━━ Information provided ━━
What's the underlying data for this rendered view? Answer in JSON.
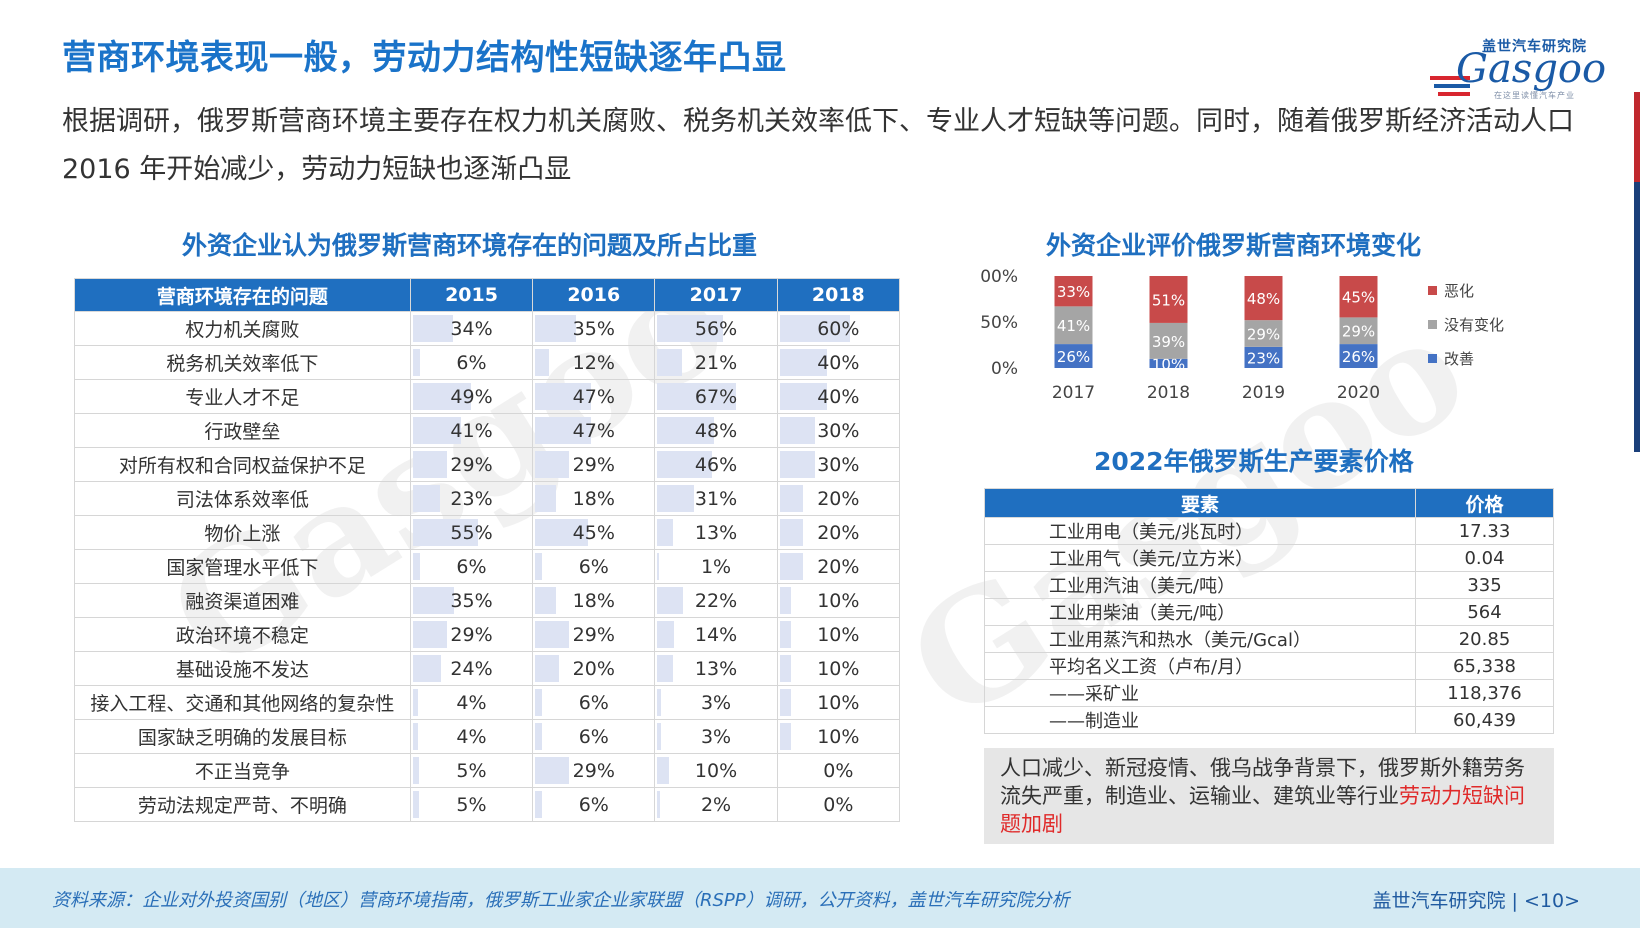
{
  "title": "营商环境表现一般，劳动力结构性短缺逐年凸显",
  "logo": {
    "cn": "盖世汽车研究院",
    "en": "Gasgoo",
    "sub": "在这里读懂汽车产业"
  },
  "intro": "根据调研，俄罗斯营商环境主要存在权力机关腐败、税务机关效率低下、专业人才短缺等问题。同时，随着俄罗斯经济活动人口2016 年开始减少，劳动力短缺也逐渐凸显",
  "issues_table": {
    "title": "外资企业认为俄罗斯营商环境存在的问题及所占比重",
    "headers": [
      "营商环境存在的问题",
      "2015",
      "2016",
      "2017",
      "2018"
    ],
    "rows": [
      {
        "label": "权力机关腐败",
        "values": [
          "34%",
          "35%",
          "56%",
          "60%"
        ]
      },
      {
        "label": "税务机关效率低下",
        "values": [
          "6%",
          "12%",
          "21%",
          "40%"
        ]
      },
      {
        "label": "专业人才不足",
        "values": [
          "49%",
          "47%",
          "67%",
          "40%"
        ]
      },
      {
        "label": "行政壁垒",
        "values": [
          "41%",
          "47%",
          "48%",
          "30%"
        ]
      },
      {
        "label": "对所有权和合同权益保护不足",
        "values": [
          "29%",
          "29%",
          "46%",
          "30%"
        ]
      },
      {
        "label": "司法体系效率低",
        "values": [
          "23%",
          "18%",
          "31%",
          "20%"
        ]
      },
      {
        "label": "物价上涨",
        "values": [
          "55%",
          "45%",
          "13%",
          "20%"
        ]
      },
      {
        "label": "国家管理水平低下",
        "values": [
          "6%",
          "6%",
          "1%",
          "20%"
        ]
      },
      {
        "label": "融资渠道困难",
        "values": [
          "35%",
          "18%",
          "22%",
          "10%"
        ]
      },
      {
        "label": "政治环境不稳定",
        "values": [
          "29%",
          "29%",
          "14%",
          "10%"
        ]
      },
      {
        "label": "基础设施不发达",
        "values": [
          "24%",
          "20%",
          "13%",
          "10%"
        ]
      },
      {
        "label": "接入工程、交通和其他网络的复杂性",
        "values": [
          "4%",
          "6%",
          "3%",
          "10%"
        ]
      },
      {
        "label": "国家缺乏明确的发展目标",
        "values": [
          "4%",
          "6%",
          "3%",
          "10%"
        ]
      },
      {
        "label": "不正当竞争",
        "values": [
          "5%",
          "29%",
          "10%",
          "0%"
        ]
      },
      {
        "label": "劳动法规定严苛、不明确",
        "values": [
          "5%",
          "6%",
          "2%",
          "0%"
        ]
      }
    ]
  },
  "chart_data": {
    "type": "bar",
    "stacked": true,
    "title": "外资企业评价俄罗斯营商环境变化",
    "categories": [
      "2017",
      "2018",
      "2019",
      "2020"
    ],
    "series": [
      {
        "name": "改善",
        "values": [
          26,
          10,
          23,
          26
        ],
        "color": "#4472c4"
      },
      {
        "name": "没有变化",
        "values": [
          41,
          39,
          29,
          29
        ],
        "color": "#a5a5a5"
      },
      {
        "name": "恶化",
        "values": [
          33,
          51,
          48,
          45
        ],
        "color": "#c84a4a"
      }
    ],
    "ylim": [
      0,
      100
    ],
    "yticks": [
      "0%",
      "50%",
      "100%"
    ],
    "legend": "right"
  },
  "price_table": {
    "title": "2022年俄罗斯生产要素价格",
    "headers": [
      "要素",
      "价格"
    ],
    "rows": [
      {
        "factor": "工业用电（美元/兆瓦时）",
        "price": "17.33"
      },
      {
        "factor": "工业用气（美元/立方米）",
        "price": "0.04"
      },
      {
        "factor": "工业用汽油（美元/吨）",
        "price": "335"
      },
      {
        "factor": "工业用柴油（美元/吨）",
        "price": "564"
      },
      {
        "factor": "工业用蒸汽和热水（美元/Gcal）",
        "price": "20.85"
      },
      {
        "factor": "平均名义工资（卢布/月）",
        "price": "65,338"
      },
      {
        "factor": "——采矿业",
        "price": "118,376"
      },
      {
        "factor": "——制造业",
        "price": "60,439"
      }
    ]
  },
  "note": {
    "text": "人口减少、新冠疫情、俄乌战争背景下，俄罗斯外籍劳务流失严重，制造业、运输业、建筑业等行业",
    "highlight": "劳动力短缺问题加剧"
  },
  "footer": {
    "source": "资料来源：企业对外投资国别（地区）营商环境指南，俄罗斯工业家企业家联盟（RSPP）调研，公开资料，盖世汽车研究院分析",
    "org": "盖世汽车研究院 | <10>"
  },
  "colors": {
    "brand_blue": "#1f6fc0",
    "bar_bg": "#dde3f3",
    "highlight_red": "#e02a2a"
  }
}
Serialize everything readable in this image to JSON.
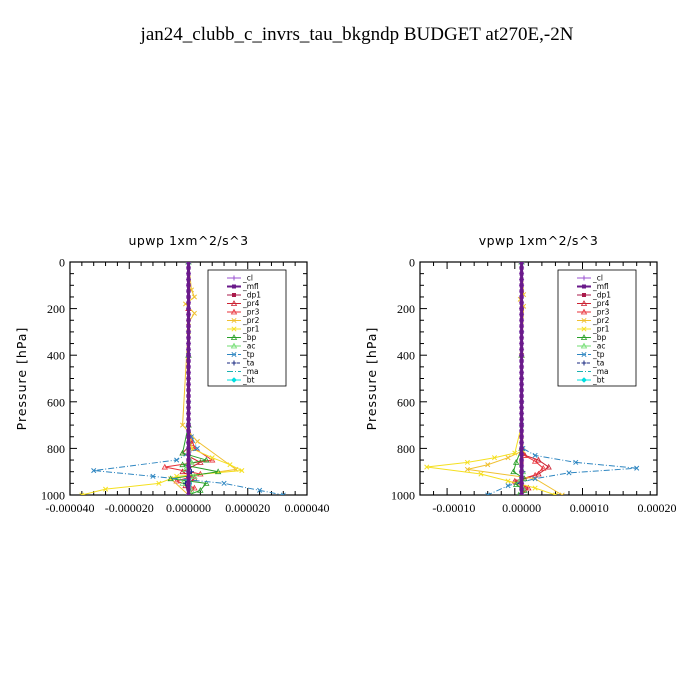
{
  "figure": {
    "title": "jan24_clubb_c_invrs_tau_bkgndp  BUDGET at270E,-2N"
  },
  "colors": {
    "cl": "#9a4fd0",
    "mfl": "#6a1a8a",
    "dp1": "#aa1a4a",
    "pr4": "#cc2233",
    "pr3": "#e8323a",
    "pr2": "#f0c030",
    "pr1": "#f5e020",
    "bp": "#28a028",
    "ac": "#70dd70",
    "tp": "#2e86c1",
    "ta": "#1a2a80",
    "ma": "#1ab0b0",
    "bt": "#00e0e0"
  },
  "chart_data": [
    {
      "type": "line",
      "title": "upwp   1xm^2/s^3",
      "ylabel": "Pressure [hPa]",
      "xlim": [
        -4e-05,
        4e-05
      ],
      "ylim": [
        1000,
        0
      ],
      "xticks": [
        -4e-05,
        -2e-05,
        0,
        2e-05,
        4e-05
      ],
      "xtick_labels": [
        "-0.000040",
        "-0.000020",
        "0.000000",
        "0.000020",
        "0.000040"
      ],
      "yticks": [
        0,
        200,
        400,
        600,
        800,
        1000
      ],
      "ytick_labels": [
        "0",
        "200",
        "400",
        "600",
        "800",
        "1000"
      ],
      "legend_position": "top-right",
      "legend": [
        "_cl",
        "_mfl",
        "_dp1",
        "_pr4",
        "_pr3",
        "_pr2",
        "_pr1",
        "_bp",
        "_ac",
        "_tp",
        "_ta",
        "_ma",
        "_bt"
      ],
      "series": [
        {
          "name": "_cl",
          "key": "cl",
          "x": [
            0,
            0,
            0,
            0,
            0,
            0,
            0,
            0,
            0,
            0,
            0,
            0
          ],
          "y": [
            0,
            100,
            200,
            300,
            400,
            500,
            600,
            700,
            800,
            900,
            950,
            1000
          ]
        },
        {
          "name": "_mfl",
          "key": "mfl",
          "x": [
            0,
            0,
            0,
            0,
            0,
            0,
            0,
            0,
            0,
            0,
            0,
            0
          ],
          "y": [
            0,
            100,
            200,
            300,
            400,
            500,
            600,
            700,
            800,
            900,
            950,
            1000
          ]
        },
        {
          "name": "_dp1",
          "key": "dp1",
          "x": [
            0,
            0,
            0,
            0,
            0,
            0,
            0,
            0,
            0,
            0,
            0
          ],
          "y": [
            0,
            200,
            400,
            600,
            750,
            820,
            860,
            900,
            930,
            960,
            1000
          ]
        },
        {
          "name": "_pr4",
          "key": "pr4",
          "x": [
            0,
            0,
            0,
            0,
            1e-06,
            -2e-06,
            4e-06,
            -2e-06,
            2e-06,
            -1e-06,
            0
          ],
          "y": [
            0,
            200,
            400,
            700,
            780,
            820,
            860,
            900,
            930,
            960,
            1000
          ]
        },
        {
          "name": "_pr3",
          "key": "pr3",
          "x": [
            0,
            0,
            0,
            0,
            2e-06,
            8e-06,
            -8e-06,
            4e-06,
            -4e-06,
            2e-06,
            0
          ],
          "y": [
            0,
            200,
            400,
            700,
            800,
            850,
            880,
            910,
            940,
            970,
            1000
          ]
        },
        {
          "name": "_pr2",
          "key": "pr2",
          "x": [
            0,
            1e-06,
            2e-06,
            -1e-06,
            2e-06,
            0,
            -2e-06,
            3e-06,
            1.6e-05,
            -6e-06,
            0
          ],
          "y": [
            0,
            120,
            150,
            180,
            220,
            260,
            700,
            770,
            890,
            930,
            1000
          ]
        },
        {
          "name": "_pr1",
          "key": "pr1",
          "x": [
            0,
            0,
            0,
            1e-06,
            8e-06,
            1.4e-05,
            1.8e-05,
            -4e-06,
            -1e-05,
            -2.8e-05,
            -3.6e-05
          ],
          "y": [
            0,
            300,
            700,
            800,
            840,
            870,
            895,
            920,
            950,
            975,
            1000
          ]
        },
        {
          "name": "_bp",
          "key": "bp",
          "x": [
            0,
            0,
            0,
            -2e-06,
            6e-06,
            -2e-06,
            1e-05,
            -6e-06,
            6e-06,
            4e-06,
            0
          ],
          "y": [
            0,
            400,
            700,
            820,
            850,
            870,
            900,
            930,
            950,
            980,
            1000
          ]
        },
        {
          "name": "_ac",
          "key": "ac",
          "x": [
            0,
            0,
            0,
            1e-06,
            -1e-06,
            2e-06,
            -2e-06,
            1e-06,
            0
          ],
          "y": [
            0,
            400,
            800,
            860,
            890,
            920,
            950,
            980,
            1000
          ]
        },
        {
          "name": "_tp",
          "key": "tp",
          "x": [
            0,
            0,
            0,
            1e-06,
            3e-06,
            -4e-06,
            -3.2e-05,
            -1.2e-05,
            1.2e-05,
            2.4e-05,
            3.2e-05
          ],
          "y": [
            0,
            400,
            700,
            750,
            800,
            850,
            895,
            920,
            950,
            980,
            1000
          ]
        },
        {
          "name": "_ta",
          "key": "ta",
          "x": [
            0,
            0,
            0,
            0,
            1e-06,
            -1e-06,
            0
          ],
          "y": [
            0,
            400,
            700,
            850,
            900,
            950,
            1000
          ]
        },
        {
          "name": "_ma",
          "key": "ma",
          "x": [
            0,
            0,
            0,
            0,
            1e-06,
            0
          ],
          "y": [
            0,
            400,
            800,
            900,
            950,
            1000
          ]
        },
        {
          "name": "_bt",
          "key": "bt",
          "x": [
            0,
            0,
            0,
            0,
            0
          ],
          "y": [
            0,
            300,
            600,
            900,
            1000
          ]
        }
      ]
    },
    {
      "type": "line",
      "title": "vpwp   1xm^2/s^3",
      "ylabel": "Pressure [hPa]",
      "xlim": [
        -0.00015,
        0.0002
      ],
      "ylim": [
        1000,
        0
      ],
      "xticks": [
        -0.0001,
        0,
        0.0001,
        0.0002
      ],
      "xtick_labels": [
        "-0.00010",
        "0.00000",
        "0.00010",
        "0.00020"
      ],
      "yticks": [
        0,
        200,
        400,
        600,
        800,
        1000
      ],
      "ytick_labels": [
        "0",
        "200",
        "400",
        "600",
        "800",
        "1000"
      ],
      "legend_position": "top-right",
      "legend": [
        "_cl",
        "_mfl",
        "_dp1",
        "_pr4",
        "_pr3",
        "_pr2",
        "_pr1",
        "_bp",
        "_ac",
        "_tp",
        "_ta",
        "_ma",
        "_bt"
      ],
      "series": [
        {
          "name": "_cl",
          "key": "cl",
          "x": [
            0,
            0,
            0,
            0,
            0,
            0,
            0,
            0,
            0,
            0,
            0,
            0
          ],
          "y": [
            0,
            100,
            200,
            300,
            400,
            500,
            600,
            700,
            800,
            900,
            950,
            1000
          ]
        },
        {
          "name": "_mfl",
          "key": "mfl",
          "x": [
            0,
            0,
            0,
            0,
            0,
            0,
            0,
            0,
            0,
            0,
            0,
            0
          ],
          "y": [
            0,
            100,
            200,
            300,
            400,
            500,
            600,
            700,
            800,
            900,
            950,
            1000
          ]
        },
        {
          "name": "_dp1",
          "key": "dp1",
          "x": [
            0,
            0,
            0,
            0,
            0,
            0,
            0,
            0,
            0,
            0,
            0
          ],
          "y": [
            0,
            200,
            400,
            600,
            750,
            820,
            860,
            900,
            930,
            960,
            1000
          ]
        },
        {
          "name": "_pr4",
          "key": "pr4",
          "x": [
            0,
            0,
            0,
            5e-06,
            2.5e-05,
            4e-05,
            2.5e-05,
            -1e-05,
            1e-05,
            0
          ],
          "y": [
            0,
            400,
            800,
            830,
            850,
            880,
            910,
            940,
            970,
            1000
          ]
        },
        {
          "name": "_pr3",
          "key": "pr3",
          "x": [
            0,
            0,
            0,
            4e-06,
            2e-05,
            3.2e-05,
            2e-05,
            -8e-06,
            6e-06,
            0
          ],
          "y": [
            0,
            400,
            800,
            830,
            855,
            885,
            915,
            945,
            970,
            1000
          ]
        },
        {
          "name": "_pr2",
          "key": "pr2",
          "x": [
            0,
            3e-06,
            -2e-06,
            3e-06,
            0,
            2e-06,
            -2e-05,
            -5e-05,
            -8e-05,
            2e-05,
            6e-05
          ],
          "y": [
            0,
            140,
            160,
            190,
            400,
            810,
            840,
            870,
            890,
            930,
            1000
          ]
        },
        {
          "name": "_pr1",
          "key": "pr1",
          "x": [
            0,
            0,
            -1e-05,
            -4e-05,
            -8e-05,
            -0.00014,
            -6e-05,
            -2e-05,
            2e-05,
            5e-05
          ],
          "y": [
            0,
            700,
            820,
            840,
            860,
            880,
            910,
            940,
            970,
            1000
          ]
        },
        {
          "name": "_bp",
          "key": "bp",
          "x": [
            0,
            0,
            0,
            -8e-06,
            -1.2e-05,
            4e-06,
            -8e-06,
            4e-06,
            -4e-06
          ],
          "y": [
            0,
            400,
            800,
            860,
            900,
            930,
            955,
            980,
            1000
          ]
        },
        {
          "name": "_ac",
          "key": "ac",
          "x": [
            0,
            0,
            0,
            2e-06,
            -3e-06,
            2e-06,
            0
          ],
          "y": [
            0,
            400,
            800,
            900,
            940,
            970,
            1000
          ]
        },
        {
          "name": "_tp",
          "key": "tp",
          "x": [
            0,
            0,
            2e-06,
            2e-05,
            8e-05,
            0.00017,
            7e-05,
            2e-05,
            -2e-05,
            -5e-05
          ],
          "y": [
            0,
            700,
            800,
            830,
            860,
            885,
            905,
            930,
            960,
            1000
          ]
        },
        {
          "name": "_ta",
          "key": "ta",
          "x": [
            0,
            0,
            0,
            2e-06,
            -2e-06,
            0
          ],
          "y": [
            0,
            400,
            800,
            900,
            950,
            1000
          ]
        },
        {
          "name": "_ma",
          "key": "ma",
          "x": [
            0,
            0,
            0,
            2e-06,
            0
          ],
          "y": [
            0,
            400,
            800,
            920,
            1000
          ]
        },
        {
          "name": "_bt",
          "key": "bt",
          "x": [
            0,
            0,
            0,
            0,
            0
          ],
          "y": [
            0,
            300,
            600,
            900,
            1000
          ]
        }
      ]
    }
  ]
}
━━━
What this task involves: The required answer is a single number: the count of lines in the entries that hold the string "JSON".

Exercise answer: 2